### Alıştırma görevi A
Mıtto Ali'yi anlatan yazıdaki "Onları doğup büyüdükleri, liseyi" ifadesiyle başlayıp "birbirlerinde bulup tamamladılar." ifadesiyle biten bölümü, bu son ifade de dahil olmak üzere aynen kopyalayın.
### Alıştırma görevi B
Mıtto Ali'yi anlatan yazıya göre şu soruları yanıtlayın:
(i) Hatice'nin ailesi 38'de nereden nereye sürgün edilmişti?
(ii) 77 yazında dede hangi kentteki evde yatıyordu?
(iii) Ali Ankara'da hangi okulu kazanmıştı?
### Alıştırma görevi C
Mıtto Ali'yi anlatan yazıyı son cümlesinden sonra kaldığı yerden sürdürün.

### Verilen metin
+ + +

Hayat Ali'nin gözlerinde kaldı

Ali sürgün vermiş Dersim’in Hozat'ında sürgünle eksilmiş biriydi. Derinden bir bağ onları bir araya getirmişti. Bütün bu dramatik geçmişin sebebi elbetteki Ankara’ydı.

Bütün bu gürültünün içinde onlar sessiz ve sedasız yaşadılar. Çok geçmişten gelen bir şey vardı aralarında, aşkı da aşan bir şey. Biri kaya gibi sertken, diğeri de ondan hiç geri kalmazdı. Birbirlerinin eksiğiydiler, birbirlerini tamamladılar.

Onları doğup büyüdükleri, liseyi bitirip üniversiteyi kazandıkları kentlerde tanımadım. Onları Ankara tanıştırdı bana. Hatice 38'de Dersim'den Denizli'ye sürgün edilen bir aileden geliyordu. Eksikliğini Ali’de bulduğu aşkla tamamlıyordu. Ali sürgün vermiş Dersim’in Hozat'ında sürgünle eksilmiş biriydi. Derinden bir bağ onları bir araya getirmişti. Bütün bu dramatik geçmişin sebebi elbetteki Ankara’ydı. Ankara'da buluştular, okumak, mezun olup meslek sahibi olmak onları buluşturan kaderden başka bir şey değildi. Ankara’nın gözü önünde, kayıp olan yanlarını, birbirlerinde bulup tamamladılar.

77 yazı olmalıydı. Dedem kansere yakalanmış, Elazığ'daki evimizde yatıyordu. Onu yatağında tıraş eder, yanaklarından öper uzun uzun sohbet ederdim. Hanedan ve konak sahibiyken bir aşiret çatışmasında öksüz kalmış, halası tarafından büyütülmüş biri olarak, ne kadar eksik yaşamışsa ben o kadar onu tamamlamaya çalışan torunuydum sanki. Bir gün olsun hoşgörüsünü benden esirgememişti.

Örgüttük, geleceğimizi başkalarına bırakmayacak kadar içten ve yalındık. Büyüdükçe ihtiyaçlarımız da o oranda büyüyordu. Bir gün bankalar hakkında istihbarat toplamak için Ankara'ya gittim. Hasta yatağındaki dedemden izin alıp, çıkıp gitmiştim Ankara’ya.

Ali çocukluğunda adı Mustafa olan babasına Mıtto dediği için adı Mıtto Ali’ye çıkmış zamanında. Ankara’nın Beşevler semtindeki Bankacılık Yüksek Okulu’nu kazanınca, devlet katındaki adı Ali Şimşek olarak okula kaydını yapsa da bütün bir Ankara onu Hozat’taki lakabı Mıtto Ali olarak biliyordu. Lakabı isminden daha önce yol alan Ali, bundan birkaç yıl önce babasına ilk sefer ‘baba’ diye hitap edince, babası oğlunun kendisine ilk sefer ‘Baba’ demesi üzerine sevincinden gözyaşlarını tutamaz. Ali bu son üzüntüden önce sevindirebileceği çok insanı da sevindirmiş biridir.

+ + +

### Kayıtlar
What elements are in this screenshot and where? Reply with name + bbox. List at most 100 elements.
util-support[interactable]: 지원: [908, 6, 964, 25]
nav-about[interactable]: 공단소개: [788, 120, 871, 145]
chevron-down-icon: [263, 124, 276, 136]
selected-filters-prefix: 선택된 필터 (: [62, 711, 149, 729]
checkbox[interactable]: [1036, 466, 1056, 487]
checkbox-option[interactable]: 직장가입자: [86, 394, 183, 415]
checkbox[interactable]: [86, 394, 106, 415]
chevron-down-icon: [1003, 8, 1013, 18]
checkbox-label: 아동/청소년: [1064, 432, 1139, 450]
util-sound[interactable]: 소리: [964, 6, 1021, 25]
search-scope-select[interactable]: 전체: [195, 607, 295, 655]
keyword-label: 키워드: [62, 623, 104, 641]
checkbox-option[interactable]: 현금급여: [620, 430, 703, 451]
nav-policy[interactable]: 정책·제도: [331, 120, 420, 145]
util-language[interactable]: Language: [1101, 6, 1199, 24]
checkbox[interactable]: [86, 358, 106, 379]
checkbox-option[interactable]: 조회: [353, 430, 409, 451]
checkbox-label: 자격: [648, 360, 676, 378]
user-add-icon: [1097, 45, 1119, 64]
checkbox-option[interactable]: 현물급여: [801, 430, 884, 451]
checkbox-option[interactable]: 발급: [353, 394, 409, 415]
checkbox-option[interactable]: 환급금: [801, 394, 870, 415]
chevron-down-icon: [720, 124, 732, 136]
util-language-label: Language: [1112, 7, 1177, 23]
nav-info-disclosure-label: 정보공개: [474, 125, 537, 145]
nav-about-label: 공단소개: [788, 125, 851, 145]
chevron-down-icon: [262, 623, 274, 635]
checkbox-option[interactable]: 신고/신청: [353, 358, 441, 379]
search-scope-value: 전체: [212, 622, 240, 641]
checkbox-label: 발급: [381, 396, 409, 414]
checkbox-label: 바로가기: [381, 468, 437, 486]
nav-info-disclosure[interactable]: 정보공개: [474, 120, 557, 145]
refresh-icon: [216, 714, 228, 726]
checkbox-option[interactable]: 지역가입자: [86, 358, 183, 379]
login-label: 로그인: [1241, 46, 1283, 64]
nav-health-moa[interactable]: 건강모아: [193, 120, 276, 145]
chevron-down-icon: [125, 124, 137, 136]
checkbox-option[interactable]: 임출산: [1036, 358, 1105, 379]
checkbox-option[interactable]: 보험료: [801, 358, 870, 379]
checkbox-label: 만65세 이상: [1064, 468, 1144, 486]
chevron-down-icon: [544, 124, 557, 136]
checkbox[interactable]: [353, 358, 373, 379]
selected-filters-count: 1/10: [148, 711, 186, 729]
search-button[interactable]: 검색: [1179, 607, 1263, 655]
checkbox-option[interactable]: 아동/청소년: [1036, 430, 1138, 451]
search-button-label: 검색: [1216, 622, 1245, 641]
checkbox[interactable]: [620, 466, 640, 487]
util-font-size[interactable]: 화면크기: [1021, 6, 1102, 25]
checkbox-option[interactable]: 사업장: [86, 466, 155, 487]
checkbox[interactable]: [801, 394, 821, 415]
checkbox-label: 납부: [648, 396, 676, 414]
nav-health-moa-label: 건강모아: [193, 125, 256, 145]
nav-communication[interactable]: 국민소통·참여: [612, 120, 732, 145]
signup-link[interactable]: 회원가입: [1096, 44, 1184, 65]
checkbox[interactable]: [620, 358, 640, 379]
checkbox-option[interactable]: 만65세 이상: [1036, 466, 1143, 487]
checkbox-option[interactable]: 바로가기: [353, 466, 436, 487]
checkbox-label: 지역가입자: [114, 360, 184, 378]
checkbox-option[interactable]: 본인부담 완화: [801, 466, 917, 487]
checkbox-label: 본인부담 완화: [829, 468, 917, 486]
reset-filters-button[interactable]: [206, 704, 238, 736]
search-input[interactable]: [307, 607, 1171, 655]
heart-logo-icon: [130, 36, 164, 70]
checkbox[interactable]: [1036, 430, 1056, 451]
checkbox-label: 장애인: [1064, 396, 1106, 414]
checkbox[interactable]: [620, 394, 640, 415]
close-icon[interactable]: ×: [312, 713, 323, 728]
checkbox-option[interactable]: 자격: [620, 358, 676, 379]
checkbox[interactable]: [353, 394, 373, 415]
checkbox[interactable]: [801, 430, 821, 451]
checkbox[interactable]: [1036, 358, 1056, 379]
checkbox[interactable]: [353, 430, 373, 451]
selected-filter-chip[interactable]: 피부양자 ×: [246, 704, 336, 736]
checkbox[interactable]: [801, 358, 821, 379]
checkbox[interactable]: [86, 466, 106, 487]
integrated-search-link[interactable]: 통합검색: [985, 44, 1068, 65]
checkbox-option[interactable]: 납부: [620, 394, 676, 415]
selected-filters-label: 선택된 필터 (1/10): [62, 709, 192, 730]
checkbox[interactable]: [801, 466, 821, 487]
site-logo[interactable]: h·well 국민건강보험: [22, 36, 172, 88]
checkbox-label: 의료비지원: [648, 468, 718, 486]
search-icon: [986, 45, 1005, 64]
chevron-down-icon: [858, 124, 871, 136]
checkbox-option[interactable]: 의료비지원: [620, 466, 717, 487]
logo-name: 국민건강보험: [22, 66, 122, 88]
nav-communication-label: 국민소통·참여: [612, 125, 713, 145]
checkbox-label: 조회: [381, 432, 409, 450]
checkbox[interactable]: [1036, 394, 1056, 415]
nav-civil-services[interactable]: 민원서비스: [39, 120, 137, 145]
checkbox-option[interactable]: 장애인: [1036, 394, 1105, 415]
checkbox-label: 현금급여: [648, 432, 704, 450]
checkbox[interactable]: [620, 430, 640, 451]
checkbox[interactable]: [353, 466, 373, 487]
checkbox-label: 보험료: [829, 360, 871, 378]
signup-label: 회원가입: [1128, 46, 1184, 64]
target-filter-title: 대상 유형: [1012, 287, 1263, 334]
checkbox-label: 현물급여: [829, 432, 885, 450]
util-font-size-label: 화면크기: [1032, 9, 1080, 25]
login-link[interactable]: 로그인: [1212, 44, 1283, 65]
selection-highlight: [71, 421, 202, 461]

+ + +

### Yazılı yanıt A
Onları doğup büyüdükleri, liseyi bitirip üniversiteyi kazandıkları kentlerde tanımadım. Onları Ankara tanıştırdı bana. Hatice 38'de Dersim'den Denizli'ye sürgün edilen bir aileden geliyordu. Eksikliğini Ali’de bulduğu aşkla tamamlıyordu. Ali sürgün vermiş Dersim’in Hozat'ında sürgünle eksilmiş biriydi. Derinden bir bağ onları bir araya getirmişti. Bütün bu dramatik geçmişin sebebi elbetteki Ankara’ydı. Ankara'da buluştular, okumak, mezun olup meslek sahibi olmak onları buluşturan kaderden başka bir şey değildi. Ankara’nın gözü önünde, kayıp olan yanlarını, birbirlerinde bulup tamamladılar.

### Yazılı yanıt B
(i) Dersim'den Denizli'ye.
(ii) Elazığ'da.
(iii) Ankara'nın Beşevler semtindeki Bankacılık Yüksek Okulu'nu.

### Yazılı yanıt C
Ali Şimşek'i o Ankara gidişimde tanışmıştım, Hatice'yi de onun sayesinde. İkisi de inat ve tutkularıyla tipik birer Dersimliydiler. Nabzı sürekli yüksek atan bir aşk içinde tanıdım ikisini de. Ali Dev Genç’liydi, Hatice Kurtuluş’çu. Onların aşkı siyasal hayatlarının önünde gidiyordu. Siyaseten çatıştıklarına hiç tanık olmamıştım. Yıllar sonra Ali’yle telefonla görüştüğümde ilk sorum Hatice ile evlenip, evlenmediği olmuştu. Olumlu yanıt alınca onlar adına sevinmiştim. Birinin kalbini koyduğu yerde, diğeri de kalbini koyunca, siyaset değil aşk belirleyici olmuştu onların hayatında. Sonuçta bir eksik, bir fazla siyaset yine de yapılırdı ama aşksız yapmak mümkün değildi...

Aramıza 12 Eylül ve bir o kadar da yıl girmişti. Yıllar sonra cezaevi arkadaşım Ekrem Kılıç sayesinde Ali ile Hatice'nin Denizli'de yaşadıklarını öğrenmiş, telefonla görüşüp sevgi ve dostluğumuzu tazelemiştik. Hayat durur mu hiç, Celal Karaduman'ı bir kör kurşunla aramızdan aldığında Hozat'ta o suyu soğuk çay bahçesinde Ali'yi yıllar sonra tekrar görmüştüm, kaldığımız yerden sohbete devam etmiştik. Ali’nin kanser olup kalp kriziyle öleceğini nereden bilebilirdim ki...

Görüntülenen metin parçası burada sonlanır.